[Collected data]
--*--

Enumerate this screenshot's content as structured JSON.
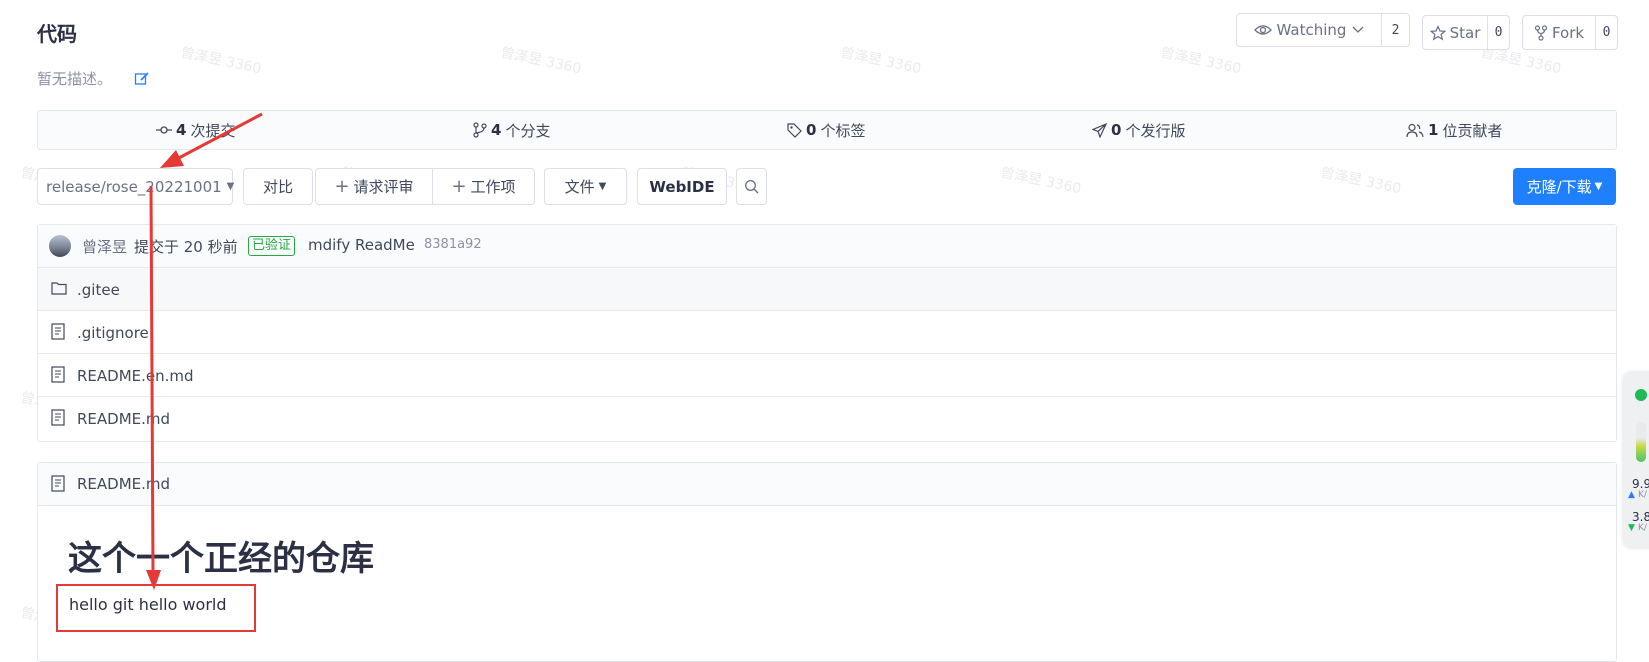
{
  "header": {
    "title": "代码",
    "description": "暂无描述。"
  },
  "actions": {
    "watching_label": "Watching",
    "watching_count": "2",
    "star_label": "Star",
    "star_count": "0",
    "fork_label": "Fork",
    "fork_count": "0"
  },
  "stats": {
    "commits": {
      "count": "4",
      "label": "次提交"
    },
    "branches": {
      "count": "4",
      "label": "个分支"
    },
    "tags": {
      "count": "0",
      "label": "个标签"
    },
    "releases": {
      "count": "0",
      "label": "个发行版"
    },
    "contributors": {
      "count": "1",
      "label": "位贡献者"
    }
  },
  "toolbar": {
    "branch": "release/rose_20221001",
    "compare": "对比",
    "pull_request": "请求评审",
    "work_item": "工作项",
    "file": "文件",
    "webide": "WebIDE",
    "clone": "克隆/下载"
  },
  "commit": {
    "author": "曾泽昱",
    "time": "提交于 20 秒前",
    "verified": "已验证",
    "message": "mdify ReadMe",
    "hash": "8381a92"
  },
  "files": [
    {
      "name": ".gitee",
      "icon": "folder-icon"
    },
    {
      "name": ".gitignore",
      "icon": "file-icon"
    },
    {
      "name": "README.en.md",
      "icon": "file-icon"
    },
    {
      "name": "README.md",
      "icon": "file-icon"
    }
  ],
  "readme": {
    "filename": "README.md",
    "heading": "这个一个正经的仓库",
    "body": "hello git hello world"
  },
  "watermark": "曾泽昱 3360",
  "side_widget": {
    "upload": "9.9",
    "upload_unit": "K/",
    "download": "3.8",
    "download_unit": "K/"
  },
  "colors": {
    "accent": "#1e80ff",
    "verified": "#28a745",
    "annotation": "#e53935"
  }
}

--*--

▶ _Stated exercise_: Print each line of the material above exactly, with the pictures removed from your copy.

▶ _Answer_:
Enumerate this screenshot's content as structured JSON.
{
  "header": {
    "title": "代码",
    "description": "暂无描述。"
  },
  "actions": {
    "watching_label": "Watching",
    "watching_count": "2",
    "star_label": "Star",
    "star_count": "0",
    "fork_label": "Fork",
    "fork_count": "0"
  },
  "stats": {
    "commits": {
      "count": "4",
      "label": "次提交"
    },
    "branches": {
      "count": "4",
      "label": "个分支"
    },
    "tags": {
      "count": "0",
      "label": "个标签"
    },
    "releases": {
      "count": "0",
      "label": "个发行版"
    },
    "contributors": {
      "count": "1",
      "label": "位贡献者"
    }
  },
  "toolbar": {
    "branch": "release/rose_20221001",
    "compare": "对比",
    "pull_request": "请求评审",
    "work_item": "工作项",
    "file": "文件",
    "webide": "WebIDE",
    "clone": "克隆/下载"
  },
  "commit": {
    "author": "曾泽昱",
    "time": "提交于 20 秒前",
    "verified": "已验证",
    "message": "mdify ReadMe",
    "hash": "8381a92"
  },
  "files": [
    {
      "name": ".gitee",
      "icon": "folder-icon"
    },
    {
      "name": ".gitignore",
      "icon": "file-icon"
    },
    {
      "name": "README.en.md",
      "icon": "file-icon"
    },
    {
      "name": "README.md",
      "icon": "file-icon"
    }
  ],
  "readme": {
    "filename": "README.md",
    "heading": "这个一个正经的仓库",
    "body": "hello git hello world"
  },
  "watermark": "曾泽昱 3360",
  "side_widget": {
    "upload": "9.9",
    "upload_unit": "K/",
    "download": "3.8",
    "download_unit": "K/"
  },
  "colors": {
    "accent": "#1e80ff",
    "verified": "#28a745",
    "annotation": "#e53935"
  }
}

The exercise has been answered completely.